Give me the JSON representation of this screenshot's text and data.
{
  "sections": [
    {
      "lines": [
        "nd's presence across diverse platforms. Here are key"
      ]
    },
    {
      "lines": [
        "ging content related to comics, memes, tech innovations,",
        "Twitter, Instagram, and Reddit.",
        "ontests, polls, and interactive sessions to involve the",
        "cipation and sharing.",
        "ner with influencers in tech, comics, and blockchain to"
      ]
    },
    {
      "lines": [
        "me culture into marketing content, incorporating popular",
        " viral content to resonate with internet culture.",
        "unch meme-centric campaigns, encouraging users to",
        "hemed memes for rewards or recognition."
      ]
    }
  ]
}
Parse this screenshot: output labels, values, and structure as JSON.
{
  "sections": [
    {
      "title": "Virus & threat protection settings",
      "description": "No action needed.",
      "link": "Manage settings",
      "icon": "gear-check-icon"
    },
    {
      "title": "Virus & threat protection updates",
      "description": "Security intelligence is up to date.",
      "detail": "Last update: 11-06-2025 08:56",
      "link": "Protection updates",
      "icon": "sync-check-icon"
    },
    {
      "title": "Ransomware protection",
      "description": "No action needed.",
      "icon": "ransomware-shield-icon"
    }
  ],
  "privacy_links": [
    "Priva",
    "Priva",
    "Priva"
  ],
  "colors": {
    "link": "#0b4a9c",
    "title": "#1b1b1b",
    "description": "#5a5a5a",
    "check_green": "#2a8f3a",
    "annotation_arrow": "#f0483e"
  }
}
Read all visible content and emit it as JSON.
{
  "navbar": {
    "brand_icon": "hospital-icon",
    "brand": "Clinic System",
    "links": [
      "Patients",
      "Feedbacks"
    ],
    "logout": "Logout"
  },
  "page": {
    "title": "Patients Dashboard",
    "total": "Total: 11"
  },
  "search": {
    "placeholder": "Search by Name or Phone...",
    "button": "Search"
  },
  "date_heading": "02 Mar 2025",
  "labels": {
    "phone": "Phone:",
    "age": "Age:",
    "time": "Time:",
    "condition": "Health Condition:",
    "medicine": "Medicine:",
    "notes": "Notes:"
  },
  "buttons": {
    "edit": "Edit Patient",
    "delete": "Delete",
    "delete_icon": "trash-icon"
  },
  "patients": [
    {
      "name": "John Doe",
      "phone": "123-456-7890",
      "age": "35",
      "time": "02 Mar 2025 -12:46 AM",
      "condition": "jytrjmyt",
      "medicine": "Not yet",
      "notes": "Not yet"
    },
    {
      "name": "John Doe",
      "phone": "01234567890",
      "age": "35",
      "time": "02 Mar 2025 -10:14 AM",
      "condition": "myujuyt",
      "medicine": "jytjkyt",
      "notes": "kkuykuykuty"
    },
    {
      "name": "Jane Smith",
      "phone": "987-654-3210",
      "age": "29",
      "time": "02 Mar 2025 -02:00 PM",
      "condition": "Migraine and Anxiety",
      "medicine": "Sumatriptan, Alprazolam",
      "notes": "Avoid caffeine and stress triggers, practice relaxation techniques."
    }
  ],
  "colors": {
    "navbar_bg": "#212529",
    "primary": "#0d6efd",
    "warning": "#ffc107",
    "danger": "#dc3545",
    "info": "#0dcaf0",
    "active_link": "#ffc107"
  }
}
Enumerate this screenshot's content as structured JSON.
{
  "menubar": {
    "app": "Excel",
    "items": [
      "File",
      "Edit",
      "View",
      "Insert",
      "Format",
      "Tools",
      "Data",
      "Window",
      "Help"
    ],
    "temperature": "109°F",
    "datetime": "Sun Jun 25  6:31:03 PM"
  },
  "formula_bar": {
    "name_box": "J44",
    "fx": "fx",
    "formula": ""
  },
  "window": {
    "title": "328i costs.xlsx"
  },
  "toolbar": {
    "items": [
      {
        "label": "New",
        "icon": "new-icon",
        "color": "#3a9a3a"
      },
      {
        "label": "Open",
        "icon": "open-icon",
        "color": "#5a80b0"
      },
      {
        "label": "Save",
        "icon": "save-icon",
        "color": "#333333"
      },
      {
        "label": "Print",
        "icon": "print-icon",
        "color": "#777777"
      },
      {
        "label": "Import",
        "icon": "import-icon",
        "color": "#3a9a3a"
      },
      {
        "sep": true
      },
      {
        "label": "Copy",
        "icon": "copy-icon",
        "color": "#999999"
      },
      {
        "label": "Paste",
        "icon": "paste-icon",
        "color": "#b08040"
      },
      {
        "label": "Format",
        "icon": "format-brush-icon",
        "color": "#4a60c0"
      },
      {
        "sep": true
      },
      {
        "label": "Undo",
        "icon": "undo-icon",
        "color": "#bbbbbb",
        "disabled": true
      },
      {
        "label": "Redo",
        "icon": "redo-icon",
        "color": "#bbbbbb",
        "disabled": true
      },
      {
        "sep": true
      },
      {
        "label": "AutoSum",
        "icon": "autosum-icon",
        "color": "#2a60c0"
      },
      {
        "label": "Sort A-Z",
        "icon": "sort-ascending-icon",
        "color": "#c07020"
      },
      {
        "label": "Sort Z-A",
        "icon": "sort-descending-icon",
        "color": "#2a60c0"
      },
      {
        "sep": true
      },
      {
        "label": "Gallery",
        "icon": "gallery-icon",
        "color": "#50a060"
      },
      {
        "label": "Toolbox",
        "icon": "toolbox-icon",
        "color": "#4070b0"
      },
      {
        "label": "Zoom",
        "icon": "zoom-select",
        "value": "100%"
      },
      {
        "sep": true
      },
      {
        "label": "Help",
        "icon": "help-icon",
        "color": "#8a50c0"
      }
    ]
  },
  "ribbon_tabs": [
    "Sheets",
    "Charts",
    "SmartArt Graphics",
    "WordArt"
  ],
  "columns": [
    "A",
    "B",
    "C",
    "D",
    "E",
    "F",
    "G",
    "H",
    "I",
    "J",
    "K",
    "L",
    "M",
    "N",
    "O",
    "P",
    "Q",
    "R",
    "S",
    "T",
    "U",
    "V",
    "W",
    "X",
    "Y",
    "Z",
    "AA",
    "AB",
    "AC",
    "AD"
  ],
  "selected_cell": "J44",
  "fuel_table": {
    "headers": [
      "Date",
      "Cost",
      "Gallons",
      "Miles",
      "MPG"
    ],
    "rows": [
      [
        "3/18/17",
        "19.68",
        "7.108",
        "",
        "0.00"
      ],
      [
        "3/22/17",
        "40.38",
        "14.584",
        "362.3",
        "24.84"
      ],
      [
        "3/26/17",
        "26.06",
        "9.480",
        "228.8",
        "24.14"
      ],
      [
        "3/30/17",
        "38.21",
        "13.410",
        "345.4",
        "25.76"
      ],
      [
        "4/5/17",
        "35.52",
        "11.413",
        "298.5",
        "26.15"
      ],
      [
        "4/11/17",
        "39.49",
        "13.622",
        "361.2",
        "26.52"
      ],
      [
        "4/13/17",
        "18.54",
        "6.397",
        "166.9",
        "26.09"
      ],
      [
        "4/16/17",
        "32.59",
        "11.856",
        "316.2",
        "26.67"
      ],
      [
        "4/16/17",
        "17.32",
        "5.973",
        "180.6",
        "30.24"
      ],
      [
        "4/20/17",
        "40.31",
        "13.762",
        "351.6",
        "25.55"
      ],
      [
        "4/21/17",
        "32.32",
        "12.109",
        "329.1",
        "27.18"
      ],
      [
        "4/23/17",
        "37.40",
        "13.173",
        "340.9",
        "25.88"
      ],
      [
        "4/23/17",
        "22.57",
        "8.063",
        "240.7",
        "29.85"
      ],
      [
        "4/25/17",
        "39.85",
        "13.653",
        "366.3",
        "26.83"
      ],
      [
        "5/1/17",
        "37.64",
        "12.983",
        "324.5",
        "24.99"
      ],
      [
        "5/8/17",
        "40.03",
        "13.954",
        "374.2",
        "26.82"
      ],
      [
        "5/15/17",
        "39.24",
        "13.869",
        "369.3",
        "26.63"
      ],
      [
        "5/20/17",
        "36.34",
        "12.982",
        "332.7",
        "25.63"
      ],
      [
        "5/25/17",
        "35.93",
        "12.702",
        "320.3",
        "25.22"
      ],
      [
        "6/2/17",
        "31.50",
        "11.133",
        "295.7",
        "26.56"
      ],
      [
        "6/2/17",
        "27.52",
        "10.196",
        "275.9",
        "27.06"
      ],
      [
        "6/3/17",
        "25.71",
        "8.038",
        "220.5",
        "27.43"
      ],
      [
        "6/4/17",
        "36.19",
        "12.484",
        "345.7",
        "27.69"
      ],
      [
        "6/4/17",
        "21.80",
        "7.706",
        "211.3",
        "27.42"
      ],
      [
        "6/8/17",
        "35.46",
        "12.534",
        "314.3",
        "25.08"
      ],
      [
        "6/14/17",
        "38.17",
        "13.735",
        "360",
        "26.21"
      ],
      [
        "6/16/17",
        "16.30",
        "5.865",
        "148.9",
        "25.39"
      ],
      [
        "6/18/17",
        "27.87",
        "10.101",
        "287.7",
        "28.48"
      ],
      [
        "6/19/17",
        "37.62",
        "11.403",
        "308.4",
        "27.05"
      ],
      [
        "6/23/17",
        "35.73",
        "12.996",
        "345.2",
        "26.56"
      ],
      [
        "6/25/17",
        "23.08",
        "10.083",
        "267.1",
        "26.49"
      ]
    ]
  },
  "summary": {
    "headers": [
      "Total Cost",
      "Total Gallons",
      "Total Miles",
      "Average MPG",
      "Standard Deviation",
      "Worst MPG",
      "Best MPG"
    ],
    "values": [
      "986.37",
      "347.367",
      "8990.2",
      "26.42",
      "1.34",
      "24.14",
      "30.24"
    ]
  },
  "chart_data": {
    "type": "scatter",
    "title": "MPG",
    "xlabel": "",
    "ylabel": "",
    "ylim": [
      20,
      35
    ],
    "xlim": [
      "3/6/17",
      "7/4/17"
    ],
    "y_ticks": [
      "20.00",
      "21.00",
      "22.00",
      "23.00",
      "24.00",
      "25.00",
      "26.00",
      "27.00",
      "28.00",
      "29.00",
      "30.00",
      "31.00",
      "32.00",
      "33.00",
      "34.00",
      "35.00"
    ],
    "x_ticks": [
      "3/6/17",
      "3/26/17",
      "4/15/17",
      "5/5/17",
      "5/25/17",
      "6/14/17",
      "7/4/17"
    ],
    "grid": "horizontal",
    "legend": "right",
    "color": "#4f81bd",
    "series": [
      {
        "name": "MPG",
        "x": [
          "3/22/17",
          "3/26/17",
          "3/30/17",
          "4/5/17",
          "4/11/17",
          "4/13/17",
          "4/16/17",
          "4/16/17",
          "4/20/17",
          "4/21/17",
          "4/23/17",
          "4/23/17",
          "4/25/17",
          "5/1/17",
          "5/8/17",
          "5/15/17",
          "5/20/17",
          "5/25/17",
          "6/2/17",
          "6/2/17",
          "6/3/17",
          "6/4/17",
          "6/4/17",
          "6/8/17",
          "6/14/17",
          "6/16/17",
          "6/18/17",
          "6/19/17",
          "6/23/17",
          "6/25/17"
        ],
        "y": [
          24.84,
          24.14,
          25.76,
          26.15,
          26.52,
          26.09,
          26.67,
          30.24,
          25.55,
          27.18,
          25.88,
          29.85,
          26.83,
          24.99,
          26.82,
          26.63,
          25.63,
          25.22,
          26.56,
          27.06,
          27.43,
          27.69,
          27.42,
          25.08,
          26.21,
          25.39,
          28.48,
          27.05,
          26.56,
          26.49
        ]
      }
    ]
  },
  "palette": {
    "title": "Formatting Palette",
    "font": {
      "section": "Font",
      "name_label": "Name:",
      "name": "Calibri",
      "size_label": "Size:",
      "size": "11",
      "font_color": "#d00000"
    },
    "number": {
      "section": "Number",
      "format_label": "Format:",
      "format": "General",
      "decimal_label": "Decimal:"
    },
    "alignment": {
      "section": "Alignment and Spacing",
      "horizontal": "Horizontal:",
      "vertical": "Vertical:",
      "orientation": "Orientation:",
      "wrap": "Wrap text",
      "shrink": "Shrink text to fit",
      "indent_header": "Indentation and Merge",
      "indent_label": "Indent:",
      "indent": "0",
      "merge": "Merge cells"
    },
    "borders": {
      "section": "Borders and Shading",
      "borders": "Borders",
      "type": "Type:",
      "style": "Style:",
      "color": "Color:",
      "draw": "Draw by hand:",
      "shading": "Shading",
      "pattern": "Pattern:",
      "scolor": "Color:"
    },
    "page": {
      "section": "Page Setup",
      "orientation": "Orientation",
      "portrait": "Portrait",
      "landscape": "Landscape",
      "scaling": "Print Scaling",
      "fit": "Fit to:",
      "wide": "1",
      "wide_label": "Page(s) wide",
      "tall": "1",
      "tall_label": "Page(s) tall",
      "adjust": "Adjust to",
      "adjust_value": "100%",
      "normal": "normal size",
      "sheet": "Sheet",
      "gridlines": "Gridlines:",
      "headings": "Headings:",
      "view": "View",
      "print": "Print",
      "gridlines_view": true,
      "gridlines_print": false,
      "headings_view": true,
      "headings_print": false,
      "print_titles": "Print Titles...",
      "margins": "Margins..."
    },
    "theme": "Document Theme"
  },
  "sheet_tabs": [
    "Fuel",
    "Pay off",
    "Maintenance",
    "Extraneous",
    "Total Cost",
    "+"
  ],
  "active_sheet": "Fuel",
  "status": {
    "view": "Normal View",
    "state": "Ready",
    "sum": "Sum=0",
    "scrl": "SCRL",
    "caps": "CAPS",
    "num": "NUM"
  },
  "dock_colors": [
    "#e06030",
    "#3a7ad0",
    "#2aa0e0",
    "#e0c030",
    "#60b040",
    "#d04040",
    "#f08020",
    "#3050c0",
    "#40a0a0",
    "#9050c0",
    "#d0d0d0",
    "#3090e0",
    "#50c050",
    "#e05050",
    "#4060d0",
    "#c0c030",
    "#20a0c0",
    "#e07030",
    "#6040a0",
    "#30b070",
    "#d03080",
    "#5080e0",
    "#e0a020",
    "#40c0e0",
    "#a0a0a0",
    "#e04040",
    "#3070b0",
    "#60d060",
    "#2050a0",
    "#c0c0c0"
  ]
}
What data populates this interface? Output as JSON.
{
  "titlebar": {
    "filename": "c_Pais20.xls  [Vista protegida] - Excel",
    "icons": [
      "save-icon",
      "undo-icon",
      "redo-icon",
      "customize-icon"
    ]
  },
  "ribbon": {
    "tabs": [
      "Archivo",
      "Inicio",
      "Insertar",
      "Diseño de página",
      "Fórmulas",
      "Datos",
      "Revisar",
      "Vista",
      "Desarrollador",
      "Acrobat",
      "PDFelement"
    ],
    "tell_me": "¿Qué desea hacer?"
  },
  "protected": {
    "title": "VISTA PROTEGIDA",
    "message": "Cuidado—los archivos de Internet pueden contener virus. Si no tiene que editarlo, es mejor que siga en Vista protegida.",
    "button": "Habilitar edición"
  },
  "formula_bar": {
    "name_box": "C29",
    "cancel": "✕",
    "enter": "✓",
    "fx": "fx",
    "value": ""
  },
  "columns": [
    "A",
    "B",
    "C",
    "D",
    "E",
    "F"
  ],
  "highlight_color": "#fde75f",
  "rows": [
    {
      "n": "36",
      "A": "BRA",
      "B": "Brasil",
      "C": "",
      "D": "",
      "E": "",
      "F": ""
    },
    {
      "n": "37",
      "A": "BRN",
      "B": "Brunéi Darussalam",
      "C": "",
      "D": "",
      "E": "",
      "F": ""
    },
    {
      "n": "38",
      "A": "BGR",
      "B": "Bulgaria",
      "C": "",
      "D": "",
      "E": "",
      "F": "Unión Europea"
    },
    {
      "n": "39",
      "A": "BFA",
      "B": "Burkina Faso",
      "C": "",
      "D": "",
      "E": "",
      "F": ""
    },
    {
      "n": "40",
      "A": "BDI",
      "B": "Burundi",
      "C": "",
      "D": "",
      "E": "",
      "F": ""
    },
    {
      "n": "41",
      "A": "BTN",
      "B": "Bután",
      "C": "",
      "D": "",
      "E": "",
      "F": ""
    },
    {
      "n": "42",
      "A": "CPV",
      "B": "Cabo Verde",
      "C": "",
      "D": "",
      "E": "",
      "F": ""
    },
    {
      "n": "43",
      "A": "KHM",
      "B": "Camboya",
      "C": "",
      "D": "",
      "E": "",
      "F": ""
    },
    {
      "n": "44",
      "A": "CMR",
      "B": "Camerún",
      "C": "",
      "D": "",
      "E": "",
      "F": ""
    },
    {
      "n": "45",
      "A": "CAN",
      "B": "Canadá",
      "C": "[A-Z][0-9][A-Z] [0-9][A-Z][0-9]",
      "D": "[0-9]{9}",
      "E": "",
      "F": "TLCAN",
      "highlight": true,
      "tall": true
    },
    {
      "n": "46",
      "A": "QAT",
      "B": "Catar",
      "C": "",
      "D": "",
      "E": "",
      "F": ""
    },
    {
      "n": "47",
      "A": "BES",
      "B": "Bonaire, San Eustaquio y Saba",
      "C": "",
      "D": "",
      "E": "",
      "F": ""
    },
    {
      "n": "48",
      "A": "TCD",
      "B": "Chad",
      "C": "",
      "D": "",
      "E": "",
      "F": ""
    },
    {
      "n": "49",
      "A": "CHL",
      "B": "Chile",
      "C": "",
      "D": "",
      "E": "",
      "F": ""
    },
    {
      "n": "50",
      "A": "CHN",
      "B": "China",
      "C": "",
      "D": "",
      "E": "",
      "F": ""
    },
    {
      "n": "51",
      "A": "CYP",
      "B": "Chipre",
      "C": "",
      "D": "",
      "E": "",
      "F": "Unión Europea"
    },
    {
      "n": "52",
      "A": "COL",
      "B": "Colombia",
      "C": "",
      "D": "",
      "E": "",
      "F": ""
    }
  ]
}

**Exercise brief:** Gather each line from the listing above that holds "orientation".

**Worked solution:**
      "orientation": "Orientation:",
      "orientation": "Orientation",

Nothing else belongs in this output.